QUÉ HACER: ¿Puedes repetir, sin cambiar nada, las líneas que van desde la que contiene "table-unit-row: (%): [15, 110, 911, 137]" hasta la que contiene "column-header-line: （不包括: [700, 61, 768, 81]", ambas incluidas, y solo esas?

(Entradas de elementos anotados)
┄┄┄┄┄┄
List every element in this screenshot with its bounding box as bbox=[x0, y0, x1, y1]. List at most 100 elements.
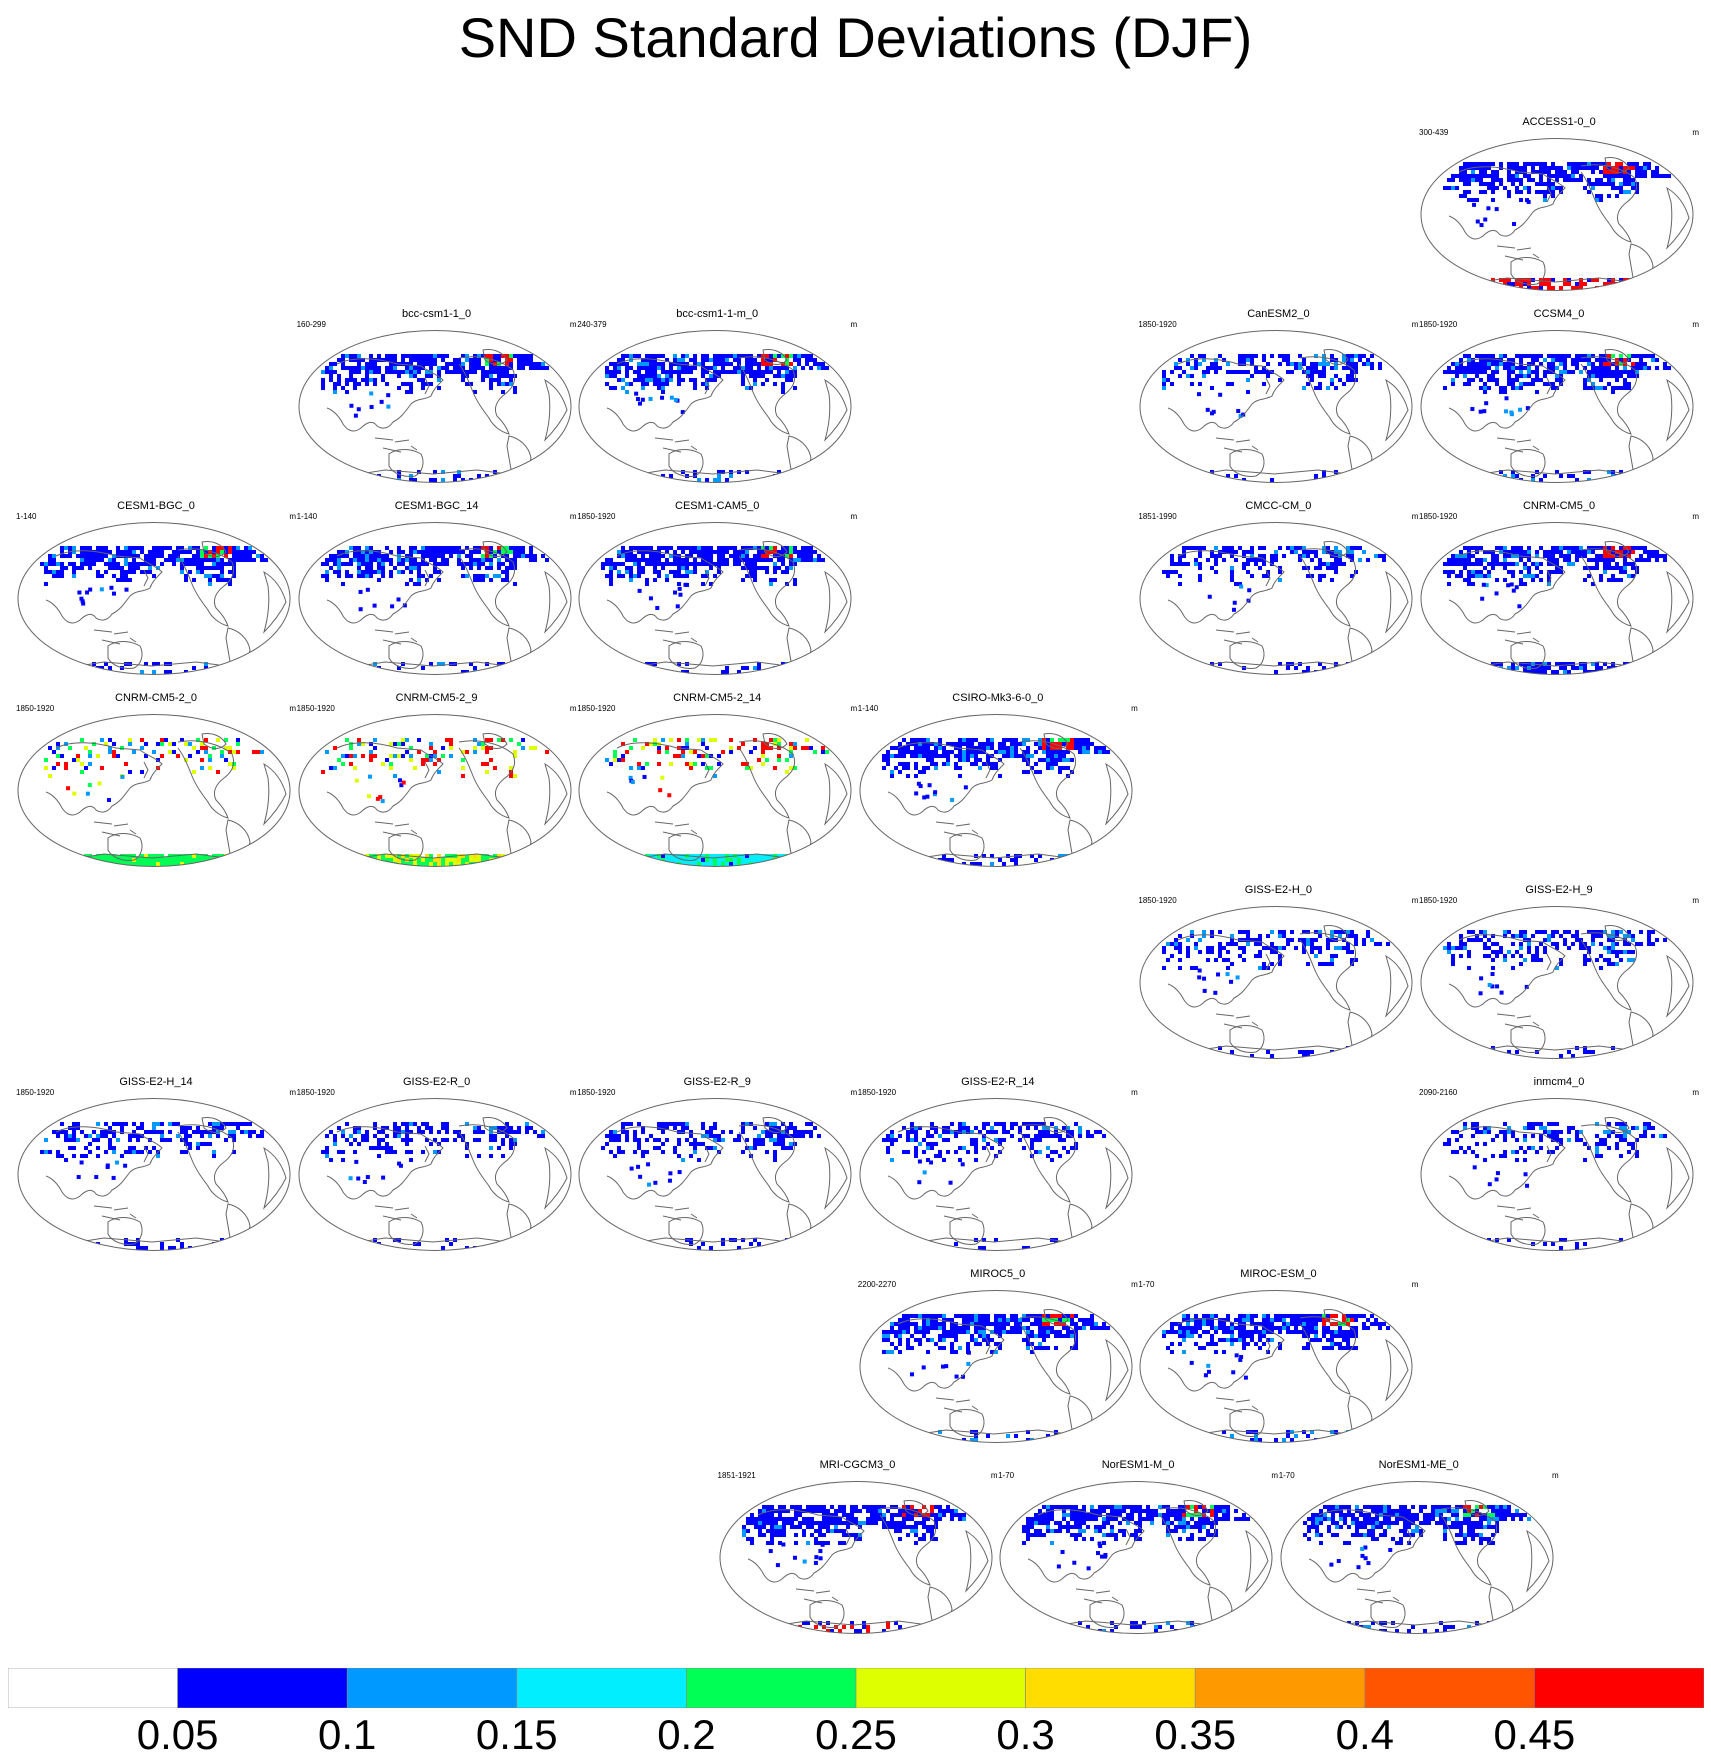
coastlines bbox=[1168, 1309, 1409, 1441]
coastline bbox=[1356, 1588, 1399, 1604]
coastline bbox=[1448, 1126, 1566, 1200]
map-frame bbox=[999, 1481, 1273, 1634]
panel-years: 2090-2160 bbox=[1419, 1088, 1458, 1097]
panel-years: 240-379 bbox=[577, 320, 607, 329]
coastline bbox=[107, 641, 143, 669]
panel-years: 1851-1921 bbox=[717, 1471, 756, 1480]
coastline bbox=[143, 569, 149, 587]
panel-title: CESM1-CAM5_0 bbox=[675, 500, 760, 512]
coastline bbox=[1229, 641, 1265, 669]
coastlines bbox=[1448, 349, 1690, 481]
coastline bbox=[424, 377, 430, 395]
map-plot bbox=[719, 1481, 992, 1634]
coastline bbox=[949, 1217, 985, 1245]
coastline bbox=[1323, 1309, 1349, 1325]
coastline bbox=[1464, 1500, 1490, 1516]
coastline bbox=[762, 541, 788, 557]
panel-title: GISS-E2-H_9 bbox=[1525, 884, 1593, 896]
panel-years: 1-70 bbox=[998, 1471, 1015, 1480]
coastline bbox=[1323, 349, 1349, 365]
coastline bbox=[907, 1237, 1084, 1245]
coastline bbox=[45, 1126, 163, 1200]
coastline bbox=[1308, 1509, 1426, 1583]
colorbar-swatch bbox=[686, 1668, 857, 1708]
map-plot bbox=[859, 714, 1133, 867]
coastline bbox=[1048, 1620, 1225, 1628]
map-panel: GISS-E2-R_0 1850-1920 m bbox=[297, 1076, 577, 1251]
panel-years: 1850-1920 bbox=[1419, 320, 1458, 329]
map-panel: CESM1-BGC_14 1-140 m bbox=[297, 500, 577, 675]
coastline bbox=[655, 1205, 698, 1221]
map-frame bbox=[1420, 522, 1694, 675]
coastline bbox=[1043, 733, 1069, 749]
coastlines bbox=[887, 1117, 1129, 1249]
coastline bbox=[388, 1217, 424, 1245]
coastline bbox=[374, 1205, 417, 1221]
map-frame bbox=[17, 522, 291, 675]
coastline bbox=[1229, 449, 1265, 477]
panel-title: GISS-E2-R_14 bbox=[961, 1076, 1035, 1088]
coastline bbox=[458, 548, 515, 627]
panel-units: m bbox=[1411, 320, 1419, 329]
panel-title: CNRM-CM5-2_14 bbox=[673, 692, 762, 704]
map-frame bbox=[578, 1098, 852, 1251]
map-plot bbox=[17, 1098, 291, 1251]
map-panel: GISS-E2-H_0 1850-1920 m bbox=[1138, 884, 1418, 1059]
coastline bbox=[607, 550, 724, 624]
coastline bbox=[1604, 157, 1630, 173]
coastline bbox=[326, 1126, 444, 1200]
coastline bbox=[1229, 1025, 1265, 1053]
coastline bbox=[1510, 1217, 1546, 1245]
map-plot bbox=[1139, 522, 1413, 675]
coastline bbox=[907, 1429, 1084, 1437]
coastline bbox=[845, 1528, 851, 1546]
coastline bbox=[177, 548, 235, 627]
panel-years: 1850-1920 bbox=[1419, 512, 1458, 521]
panel-years: 1-140 bbox=[857, 704, 879, 713]
coastline bbox=[1188, 661, 1365, 669]
coastline bbox=[627, 853, 804, 861]
panel-units: m bbox=[569, 320, 577, 329]
panel-units: m bbox=[1411, 896, 1419, 905]
coastline bbox=[1604, 1117, 1630, 1133]
coastline bbox=[1323, 925, 1349, 941]
panel-units: m bbox=[289, 1088, 296, 1097]
map-panel: CCSM4_0 1850-1920 m bbox=[1419, 308, 1699, 483]
coastline bbox=[1580, 1124, 1638, 1203]
coastline bbox=[1216, 1013, 1259, 1029]
coastline bbox=[1406, 1528, 1412, 1546]
map-panel: GISS-E2-H_14 1850-1920 m bbox=[16, 1076, 296, 1251]
panel-title: CMCC-CM_0 bbox=[1245, 500, 1312, 512]
coastline bbox=[762, 1117, 788, 1133]
snow-depth-cells bbox=[1443, 930, 1667, 1058]
coastline bbox=[887, 1318, 1005, 1392]
coastline bbox=[704, 377, 710, 395]
map-panel: GISS-E2-R_9 1850-1920 m bbox=[577, 1076, 857, 1251]
panel-units: m bbox=[289, 704, 296, 713]
colorbar-label: 0.05 bbox=[136, 1711, 219, 1758]
panel-units: m bbox=[289, 512, 296, 521]
map-plot bbox=[578, 714, 852, 867]
coastline bbox=[824, 762, 848, 826]
panel-years: 160-299 bbox=[296, 320, 326, 329]
panel-units: m bbox=[1552, 1471, 1559, 1480]
map-plot bbox=[17, 522, 291, 675]
colorbar-label: 0.4 bbox=[1335, 1711, 1394, 1758]
coastline bbox=[1043, 1117, 1069, 1133]
map-plot bbox=[1420, 906, 1694, 1059]
coastline bbox=[668, 833, 704, 861]
coastline bbox=[1229, 1409, 1265, 1437]
panel-units: m bbox=[1692, 512, 1699, 521]
coastline bbox=[824, 378, 848, 442]
coastline bbox=[45, 742, 163, 816]
coastlines bbox=[45, 541, 287, 673]
coastline bbox=[607, 358, 724, 432]
map-plot bbox=[298, 330, 572, 483]
coastline bbox=[1168, 1318, 1286, 1392]
coastline bbox=[1496, 437, 1540, 453]
panel-title: CESM1-BGC_14 bbox=[394, 500, 479, 512]
map-plot bbox=[298, 522, 572, 675]
coastline bbox=[762, 349, 788, 365]
coastline bbox=[65, 1237, 243, 1245]
coastline bbox=[1159, 1507, 1217, 1586]
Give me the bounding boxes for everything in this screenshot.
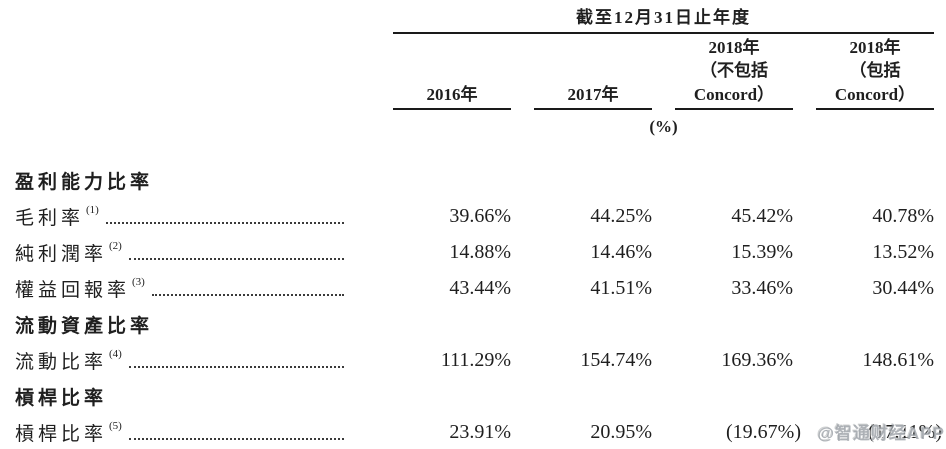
table-unit-row: (%): [15, 110, 911, 137]
table-row-return-on-equity: 權益回報率 (3) 43.44% 41.51% 33.46% 30.44%: [15, 270, 934, 306]
cell-value: 44.25%: [590, 205, 652, 227]
table-row-net-profit-margin: 純利潤率 (2) 14.88% 14.46% 15.39% 13.52%: [15, 234, 934, 270]
column-header-line: Concord）: [834, 84, 916, 104]
row-label-cell: 槓桿比率 (5): [15, 419, 370, 446]
cell-value: 154.74%: [580, 349, 652, 371]
cell-value: 13.52%: [872, 241, 934, 263]
cell-value: 20.95%: [590, 421, 652, 443]
table-row-gross-margin: 毛利率 (1) 39.66% 44.25% 45.42% 40.78%: [15, 198, 934, 234]
section-row-liquidity: 流動資產比率: [15, 306, 911, 342]
cell-value: 39.66%: [449, 205, 511, 227]
cell-value: 148.61%: [862, 349, 934, 371]
section-label: 盈利能力比率: [15, 171, 154, 193]
footnote-marker: (1): [86, 204, 99, 216]
footnote-marker: (2): [109, 240, 122, 252]
cell-value: 15.39%: [731, 241, 793, 263]
row-label: 純利潤率: [15, 243, 108, 265]
cell-value: 33.46%: [731, 277, 793, 299]
footnote-marker: (5): [109, 420, 122, 432]
header-spacer: [15, 110, 370, 137]
cell-value: (17.11%): [867, 421, 942, 443]
column-header-line: （不包括: [700, 61, 768, 81]
cell-value: 40.78%: [872, 205, 934, 227]
header-spacer: [15, 34, 370, 110]
column-header-2018-excl-concord: 2018年 （不包括 Concord）: [675, 34, 793, 110]
cell-value: 30.44%: [872, 277, 934, 299]
cell-value: 111.29%: [440, 349, 511, 371]
row-label-cell: 毛利率 (1): [15, 203, 370, 230]
dot-leader: [105, 222, 344, 224]
column-header-line: 2016年: [426, 84, 478, 104]
table-header-period-row: 截至12月31日止年度: [15, 3, 934, 34]
column-header-line: （包括: [849, 61, 901, 81]
footnote-marker: (3): [132, 276, 145, 288]
table-row-current-ratio: 流動比率 (4) 111.29% 154.74% 169.36% 148.61%: [15, 342, 934, 378]
row-label: 權益回報率: [15, 279, 131, 301]
column-header-2016: 2016年: [393, 34, 511, 110]
column-header-line: 2018年: [708, 37, 760, 57]
cell-value: 45.42%: [731, 205, 793, 227]
dot-leader: [128, 258, 344, 260]
period-header: 截至12月31日止年度: [393, 3, 934, 34]
row-label: 流動比率: [15, 351, 108, 373]
row-label-cell: 純利潤率 (2): [15, 239, 370, 266]
section-label: 槓桿比率: [15, 387, 108, 409]
row-label-cell: 流動比率 (4): [15, 347, 370, 374]
section-row-profitability: 盈利能力比率: [15, 162, 911, 198]
cell-value: 41.51%: [590, 277, 652, 299]
section-label: 流動資產比率: [15, 315, 154, 337]
footnote-marker: (4): [109, 348, 122, 360]
unit-label: (%): [649, 117, 678, 136]
cell-value: 14.46%: [590, 241, 652, 263]
cell-value: 14.88%: [449, 241, 511, 263]
dot-leader: [128, 438, 344, 440]
table-row-gearing-ratio: 槓桿比率 (5) 23.91% 20.95% (19.67%) (17.11%): [15, 414, 942, 449]
section-row-leverage: 槓桿比率: [15, 378, 911, 414]
dot-leader: [128, 366, 344, 368]
header-spacer: [15, 3, 370, 34]
cell-value: 43.44%: [449, 277, 511, 299]
row-label: 槓桿比率: [15, 423, 108, 445]
cell-value: 169.36%: [721, 349, 793, 371]
column-header-line: 2017年: [567, 84, 619, 104]
cell-value: (19.67%): [726, 421, 801, 443]
table-body: 盈利能力比率 毛利率 (1) 39.66% 44.25% 45.42% 40.78…: [15, 162, 942, 449]
column-header-line: 2018年: [849, 37, 901, 57]
row-label-cell: 權益回報率 (3): [15, 275, 370, 302]
cell-value: 23.91%: [449, 421, 511, 443]
dot-leader: [151, 294, 344, 296]
column-header-2017: 2017年: [534, 34, 652, 110]
table-column-header-row: 2016年 2017年 2018年 （不包括 Concord） 2018年 （包…: [15, 34, 934, 110]
row-label: 毛利率: [15, 207, 85, 229]
column-header-2018-incl-concord: 2018年 （包括 Concord）: [816, 34, 934, 110]
column-header-line: Concord）: [693, 84, 775, 104]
┄┄┄┄┄┄
EJERCICIO RESUELTO:
table-unit-row: (%): [15, 110, 911, 137]
table-row-return-on-equity: 權益回報率 (3) 43.44% 41.51% 33.46% 30.44%: [15, 270, 934, 306]
cell-value: 44.25%: [590, 205, 652, 227]
table-row-net-profit-margin: 純利潤率 (2) 14.88% 14.46% 15.39% 13.52%: [15, 234, 934, 270]
column-header-line: Concord）: [834, 84, 916, 104]
row-label-cell: 槓桿比率 (5): [15, 419, 370, 446]
cell-value: 154.74%: [580, 349, 652, 371]
cell-value: 13.52%: [872, 241, 934, 263]
cell-value: 20.95%: [590, 421, 652, 443]
table-row-gross-margin: 毛利率 (1) 39.66% 44.25% 45.42% 40.78%: [15, 198, 934, 234]
section-row-liquidity: 流動資產比率: [15, 306, 911, 342]
cell-value: 39.66%: [449, 205, 511, 227]
cell-value: 148.61%: [862, 349, 934, 371]
section-label: 盈利能力比率: [15, 171, 154, 193]
footnote-marker: (1): [86, 204, 99, 216]
footnote-marker: (2): [109, 240, 122, 252]
cell-value: 15.39%: [731, 241, 793, 263]
row-label: 純利潤率: [15, 243, 108, 265]
cell-value: 33.46%: [731, 277, 793, 299]
footnote-marker: (5): [109, 420, 122, 432]
header-spacer: [15, 110, 370, 137]
cell-value: (17.11%): [867, 421, 942, 443]
column-header-line: （不包括: [700, 61, 768, 81]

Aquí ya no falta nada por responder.